● **Problem to solve**: Write out every single entry exactly.

(Records contained in a dataset)
----

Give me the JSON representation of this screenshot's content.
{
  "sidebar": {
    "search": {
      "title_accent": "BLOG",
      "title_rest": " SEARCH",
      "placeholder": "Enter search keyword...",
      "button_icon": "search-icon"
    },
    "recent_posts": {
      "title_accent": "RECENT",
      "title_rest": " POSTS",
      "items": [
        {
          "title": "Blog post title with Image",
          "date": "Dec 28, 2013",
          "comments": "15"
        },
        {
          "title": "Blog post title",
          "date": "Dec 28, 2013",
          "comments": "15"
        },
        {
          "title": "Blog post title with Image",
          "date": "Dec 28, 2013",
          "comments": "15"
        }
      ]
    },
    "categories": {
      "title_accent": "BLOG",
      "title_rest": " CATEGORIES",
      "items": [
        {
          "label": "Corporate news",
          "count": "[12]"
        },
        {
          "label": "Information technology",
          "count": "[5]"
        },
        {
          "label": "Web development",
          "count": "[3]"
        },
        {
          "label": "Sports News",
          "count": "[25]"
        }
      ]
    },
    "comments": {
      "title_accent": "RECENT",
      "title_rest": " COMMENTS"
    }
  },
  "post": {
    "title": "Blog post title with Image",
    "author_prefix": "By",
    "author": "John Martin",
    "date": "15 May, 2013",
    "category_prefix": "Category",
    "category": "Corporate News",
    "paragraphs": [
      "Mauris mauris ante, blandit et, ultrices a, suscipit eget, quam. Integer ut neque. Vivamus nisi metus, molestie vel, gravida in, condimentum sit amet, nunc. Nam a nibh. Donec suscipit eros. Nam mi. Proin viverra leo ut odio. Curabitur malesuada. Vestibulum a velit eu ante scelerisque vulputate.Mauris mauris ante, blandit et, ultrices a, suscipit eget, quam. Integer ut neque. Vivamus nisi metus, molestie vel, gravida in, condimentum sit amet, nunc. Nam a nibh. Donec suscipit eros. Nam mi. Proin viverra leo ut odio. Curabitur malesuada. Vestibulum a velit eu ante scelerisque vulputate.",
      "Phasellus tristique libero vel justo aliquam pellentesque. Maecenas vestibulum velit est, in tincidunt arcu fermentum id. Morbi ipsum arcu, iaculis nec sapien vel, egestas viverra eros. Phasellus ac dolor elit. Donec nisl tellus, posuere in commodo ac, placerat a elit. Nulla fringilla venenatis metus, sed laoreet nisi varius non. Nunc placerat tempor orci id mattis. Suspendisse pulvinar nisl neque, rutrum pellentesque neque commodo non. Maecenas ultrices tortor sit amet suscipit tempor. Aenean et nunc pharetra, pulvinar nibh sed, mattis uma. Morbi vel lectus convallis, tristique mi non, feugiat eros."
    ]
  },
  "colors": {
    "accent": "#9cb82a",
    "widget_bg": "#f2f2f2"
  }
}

----

● **Written answer**:
Give me the JSON representation of this screenshot's content.
{
  "sidebar": {
    "search": {
      "title_accent": "BLOG",
      "title_rest": " SEARCH",
      "placeholder": "Enter search keyword...",
      "button_icon": "search-icon"
    },
    "recent_posts": {
      "title_accent": "RECENT",
      "title_rest": " POSTS",
      "items": [
        {
          "title": "Blog post title with Image",
          "date": "Dec 28, 2013",
          "comments": "15"
        },
        {
          "title": "Blog post title",
          "date": "Dec 28, 2013",
          "comments": "15"
        },
        {
          "title": "Blog post title with Image",
          "date": "Dec 28, 2013",
          "comments": "15"
        }
      ]
    },
    "categories": {
      "title_accent": "BLOG",
      "title_rest": " CATEGORIES",
      "items": [
        {
          "label": "Corporate news",
          "count": "[12]"
        },
        {
          "label": "Information technology",
          "count": "[5]"
        },
        {
          "label": "Web development",
          "count": "[3]"
        },
        {
          "label": "Sports News",
          "count": "[25]"
        }
      ]
    },
    "comments": {
      "title_accent": "RECENT",
      "title_rest": " COMMENTS"
    }
  },
  "post": {
    "title": "Blog post title with Image",
    "author_prefix": "By",
    "author": "John Martin",
    "date": "15 May, 2013",
    "category_prefix": "Category",
    "category": "Corporate News",
    "paragraphs": [
      "Mauris mauris ante, blandit et, ultrices a, suscipit eget, quam. Integer ut neque. Vivamus nisi metus, molestie vel, gravida in, condimentum sit amet, nunc. Nam a nibh. Donec suscipit eros. Nam mi. Proin viverra leo ut odio. Curabitur malesuada. Vestibulum a velit eu ante scelerisque vulputate.Mauris mauris ante, blandit et, ultrices a, suscipit eget, quam. Integer ut neque. Vivamus nisi metus, molestie vel, gravida in, condimentum sit amet, nunc. Nam a nibh. Donec suscipit eros. Nam mi. Proin viverra leo ut odio. Curabitur malesuada. Vestibulum a velit eu ante scelerisque vulputate.",
      "Phasellus tristique libero vel justo aliquam pellentesque. Maecenas vestibulum velit est, in tincidunt arcu fermentum id. Morbi ipsum arcu, iaculis nec sapien vel, egestas viverra eros. Phasellus ac dolor elit. Donec nisl tellus, posuere in commodo ac, placerat a elit. Nulla fringilla venenatis metus, sed laoreet nisi varius non. Nunc placerat tempor orci id mattis. Suspendisse pulvinar nisl neque, rutrum pellentesque neque commodo non. Maecenas ultrices tortor sit amet suscipit tempor. Aenean et nunc pharetra, pulvinar nibh sed, mattis uma. Morbi vel lectus convallis, tristique mi non, feugiat eros."
    ]
  },
  "colors": {
    "accent": "#9cb82a",
    "widget_bg": "#f2f2f2"
  }
}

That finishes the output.